Work to do -> Set each record down exactly, excluding all images.

Extracted records
============

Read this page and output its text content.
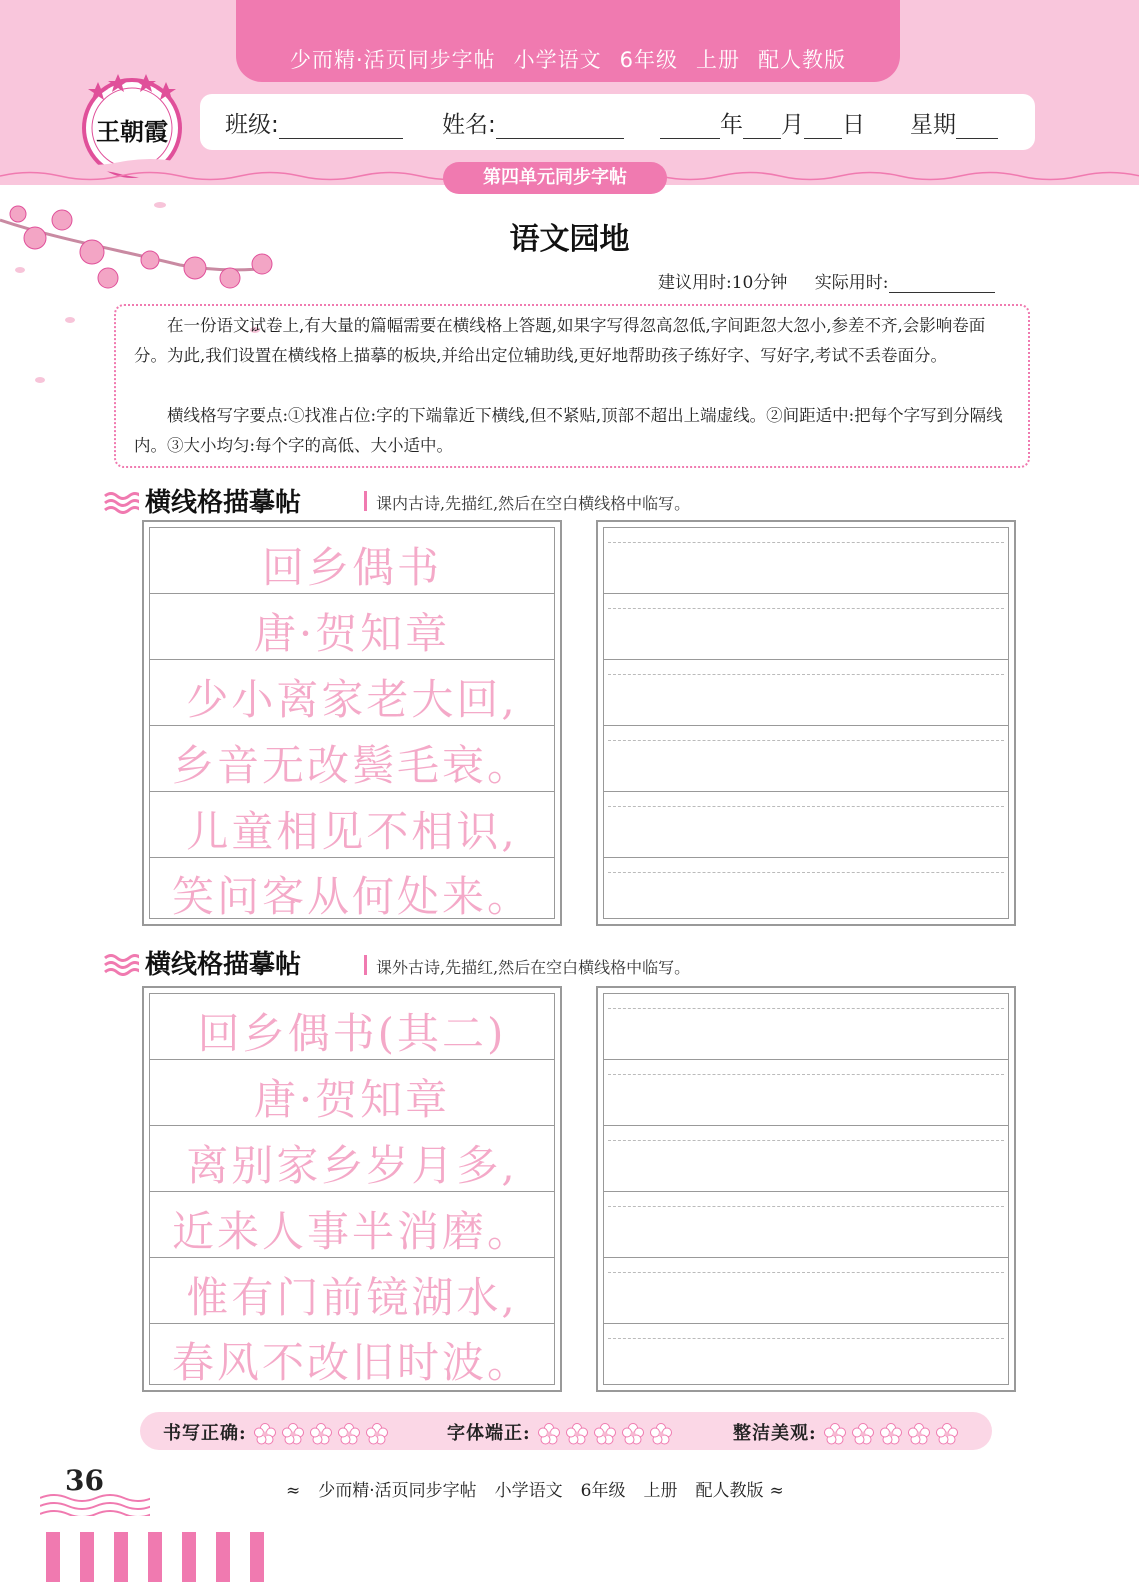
少而精·活页同步字帖 小学语文 6年级 上册 配人教版
王朝霞	班级:	姓名:	年 月 日 星期
第四单元同步字帖
语文园地
建议用时:10分钟 实际用时:

在一份语文试卷上,有大量的篇幅需要在横线格上答题,如果字写得忽高忽低,字间距忽大忽小,参差不齐,会影响卷面分。为此,我们设置在横线格上描摹的板块,并给出定位辅助线,更好地帮助孩子练好字、写好字,考试不丢卷面分。

横线格写字要点:①找准占位:字的下端靠近下横线,但不紧贴,顶部不超出上端虚线。②间距适中:把每个字写到分隔线内。③大小均匀:每个字的高低、大小适中。

横线格描摹帖	课内古诗,先描红,然后在空白横线格中临写。
回乡偶书
唐·贺知章
少小离家老大回,
乡音无改鬓毛衰。
儿童相见不相识,
笑问客从何处来。
横线格描摹帖	课外古诗,先描红,然后在空白横线格中临写。
回乡偶书(其二)
唐·贺知章
离别家乡岁月多,
近来人事半消磨。
惟有门前镜湖水,
春风不改旧时波。
书写正确:	字体端正:	整洁美观:
36	≈ 少而精·活页同步字帖 小学语文 6年级 上册 配人教版 ≈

============

Worked answer ->
Read this page and output its text content.
少而精·活页同步字帖 小学语文 6年级 上册 配人教版
王朝霞	班级:	姓名:	年 月 日 星期
第四单元同步字帖
语文园地
建议用时:10分钟 实际用时:

在一份语文试卷上,有大量的篇幅需要在横线格上答题,如果字写得忽高忽低,字间距忽大忽小,参差不齐,会影响卷面分。为此,我们设置在横线格上描摹的板块,并给出定位辅助线,更好地帮助孩子练好字、写好字,考试不丢卷面分。

横线格写字要点:①找准占位:字的下端靠近下横线,但不紧贴,顶部不超出上端虚线。②间距适中:把每个字写到分隔线内。③大小均匀:每个字的高低、大小适中。

横线格描摹帖	课内古诗,先描红,然后在空白横线格中临写。
回乡偶书
唐·贺知章
少小离家老大回,
乡音无改鬓毛衰。
儿童相见不相识,
笑问客从何处来。
横线格描摹帖	课外古诗,先描红,然后在空白横线格中临写。
回乡偶书(其二)
唐·贺知章
离别家乡岁月多,
近来人事半消磨。
惟有门前镜湖水,
春风不改旧时波。
书写正确:	字体端正:	整洁美观:
36	≈ 少而精·活页同步字帖 小学语文 6年级 上册 配人教版 ≈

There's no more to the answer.